___ DATA FOR THIS EXERCISE

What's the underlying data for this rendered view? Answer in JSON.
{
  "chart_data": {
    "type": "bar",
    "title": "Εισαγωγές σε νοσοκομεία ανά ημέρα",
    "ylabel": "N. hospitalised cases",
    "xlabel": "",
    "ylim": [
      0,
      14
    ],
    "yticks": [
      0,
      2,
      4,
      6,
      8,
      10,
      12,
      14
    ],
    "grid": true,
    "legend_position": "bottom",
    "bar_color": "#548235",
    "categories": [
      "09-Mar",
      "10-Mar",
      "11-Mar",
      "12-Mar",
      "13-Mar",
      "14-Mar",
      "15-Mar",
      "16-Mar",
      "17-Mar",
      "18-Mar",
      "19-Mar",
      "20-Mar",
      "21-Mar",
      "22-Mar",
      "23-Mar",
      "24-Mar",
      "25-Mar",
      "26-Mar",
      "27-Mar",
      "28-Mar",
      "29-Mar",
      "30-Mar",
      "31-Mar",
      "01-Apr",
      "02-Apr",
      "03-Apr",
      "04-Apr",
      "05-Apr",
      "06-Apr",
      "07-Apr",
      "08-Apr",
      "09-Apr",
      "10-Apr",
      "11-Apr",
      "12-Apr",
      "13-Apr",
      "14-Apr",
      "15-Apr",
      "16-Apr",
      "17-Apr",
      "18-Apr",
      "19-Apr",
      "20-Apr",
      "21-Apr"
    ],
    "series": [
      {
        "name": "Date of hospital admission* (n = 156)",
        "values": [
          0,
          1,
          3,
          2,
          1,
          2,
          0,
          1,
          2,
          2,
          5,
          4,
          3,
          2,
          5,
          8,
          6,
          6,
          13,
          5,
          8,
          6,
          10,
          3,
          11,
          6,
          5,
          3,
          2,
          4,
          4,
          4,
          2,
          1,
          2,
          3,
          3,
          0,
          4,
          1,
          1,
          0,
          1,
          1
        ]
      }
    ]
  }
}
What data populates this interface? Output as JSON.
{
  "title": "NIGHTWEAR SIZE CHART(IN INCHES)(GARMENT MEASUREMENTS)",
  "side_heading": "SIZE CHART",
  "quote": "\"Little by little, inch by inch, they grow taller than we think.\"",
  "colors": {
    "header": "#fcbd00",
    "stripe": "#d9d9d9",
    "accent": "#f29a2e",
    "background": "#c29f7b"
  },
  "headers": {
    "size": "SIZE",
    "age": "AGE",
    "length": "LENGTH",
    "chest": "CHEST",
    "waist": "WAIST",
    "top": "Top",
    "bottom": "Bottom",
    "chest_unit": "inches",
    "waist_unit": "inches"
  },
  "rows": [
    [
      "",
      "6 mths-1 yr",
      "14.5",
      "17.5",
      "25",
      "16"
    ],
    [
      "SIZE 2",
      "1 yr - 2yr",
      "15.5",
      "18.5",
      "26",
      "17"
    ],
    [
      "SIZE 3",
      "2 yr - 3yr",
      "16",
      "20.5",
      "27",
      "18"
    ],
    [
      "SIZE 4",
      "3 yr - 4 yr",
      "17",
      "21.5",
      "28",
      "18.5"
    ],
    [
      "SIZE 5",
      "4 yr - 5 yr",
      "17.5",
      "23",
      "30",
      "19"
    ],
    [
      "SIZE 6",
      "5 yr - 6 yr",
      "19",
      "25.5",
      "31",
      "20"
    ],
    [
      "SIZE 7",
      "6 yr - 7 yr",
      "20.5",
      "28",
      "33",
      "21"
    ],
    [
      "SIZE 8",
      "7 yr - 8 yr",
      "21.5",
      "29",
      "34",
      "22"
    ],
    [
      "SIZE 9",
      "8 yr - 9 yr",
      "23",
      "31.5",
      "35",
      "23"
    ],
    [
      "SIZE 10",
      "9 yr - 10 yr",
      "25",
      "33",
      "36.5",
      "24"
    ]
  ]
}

______

■ **WHAT YOU ARE ASKED TO DO**
Return the material in full, exactly as shown.

■ **OUTPUT OF THE EXERCISE**
What's the underlying data for this rendered view? Answer in JSON.
{
  "chart_data": {
    "type": "bar",
    "title": "Εισαγωγές σε νοσοκομεία ανά ημέρα",
    "ylabel": "N. hospitalised cases",
    "xlabel": "",
    "ylim": [
      0,
      14
    ],
    "yticks": [
      0,
      2,
      4,
      6,
      8,
      10,
      12,
      14
    ],
    "grid": true,
    "legend_position": "bottom",
    "bar_color": "#548235",
    "categories": [
      "09-Mar",
      "10-Mar",
      "11-Mar",
      "12-Mar",
      "13-Mar",
      "14-Mar",
      "15-Mar",
      "16-Mar",
      "17-Mar",
      "18-Mar",
      "19-Mar",
      "20-Mar",
      "21-Mar",
      "22-Mar",
      "23-Mar",
      "24-Mar",
      "25-Mar",
      "26-Mar",
      "27-Mar",
      "28-Mar",
      "29-Mar",
      "30-Mar",
      "31-Mar",
      "01-Apr",
      "02-Apr",
      "03-Apr",
      "04-Apr",
      "05-Apr",
      "06-Apr",
      "07-Apr",
      "08-Apr",
      "09-Apr",
      "10-Apr",
      "11-Apr",
      "12-Apr",
      "13-Apr",
      "14-Apr",
      "15-Apr",
      "16-Apr",
      "17-Apr",
      "18-Apr",
      "19-Apr",
      "20-Apr",
      "21-Apr"
    ],
    "series": [
      {
        "name": "Date of hospital admission* (n = 156)",
        "values": [
          0,
          1,
          3,
          2,
          1,
          2,
          0,
          1,
          2,
          2,
          5,
          4,
          3,
          2,
          5,
          8,
          6,
          6,
          13,
          5,
          8,
          6,
          10,
          3,
          11,
          6,
          5,
          3,
          2,
          4,
          4,
          4,
          2,
          1,
          2,
          3,
          3,
          0,
          4,
          1,
          1,
          0,
          1,
          1
        ]
      }
    ]
  }
}
What data populates this interface? Output as JSON.
{
  "title": "NIGHTWEAR SIZE CHART(IN INCHES)(GARMENT MEASUREMENTS)",
  "side_heading": "SIZE CHART",
  "quote": "\"Little by little, inch by inch, they grow taller than we think.\"",
  "colors": {
    "header": "#fcbd00",
    "stripe": "#d9d9d9",
    "accent": "#f29a2e",
    "background": "#c29f7b"
  },
  "headers": {
    "size": "SIZE",
    "age": "AGE",
    "length": "LENGTH",
    "chest": "CHEST",
    "waist": "WAIST",
    "top": "Top",
    "bottom": "Bottom",
    "chest_unit": "inches",
    "waist_unit": "inches"
  },
  "rows": [
    [
      "",
      "6 mths-1 yr",
      "14.5",
      "17.5",
      "25",
      "16"
    ],
    [
      "SIZE 2",
      "1 yr - 2yr",
      "15.5",
      "18.5",
      "26",
      "17"
    ],
    [
      "SIZE 3",
      "2 yr - 3yr",
      "16",
      "20.5",
      "27",
      "18"
    ],
    [
      "SIZE 4",
      "3 yr - 4 yr",
      "17",
      "21.5",
      "28",
      "18.5"
    ],
    [
      "SIZE 5",
      "4 yr - 5 yr",
      "17.5",
      "23",
      "30",
      "19"
    ],
    [
      "SIZE 6",
      "5 yr - 6 yr",
      "19",
      "25.5",
      "31",
      "20"
    ],
    [
      "SIZE 7",
      "6 yr - 7 yr",
      "20.5",
      "28",
      "33",
      "21"
    ],
    [
      "SIZE 8",
      "7 yr - 8 yr",
      "21.5",
      "29",
      "34",
      "22"
    ],
    [
      "SIZE 9",
      "8 yr - 9 yr",
      "23",
      "31.5",
      "35",
      "23"
    ],
    [
      "SIZE 10",
      "9 yr - 10 yr",
      "25",
      "33",
      "36.5",
      "24"
    ]
  ]
}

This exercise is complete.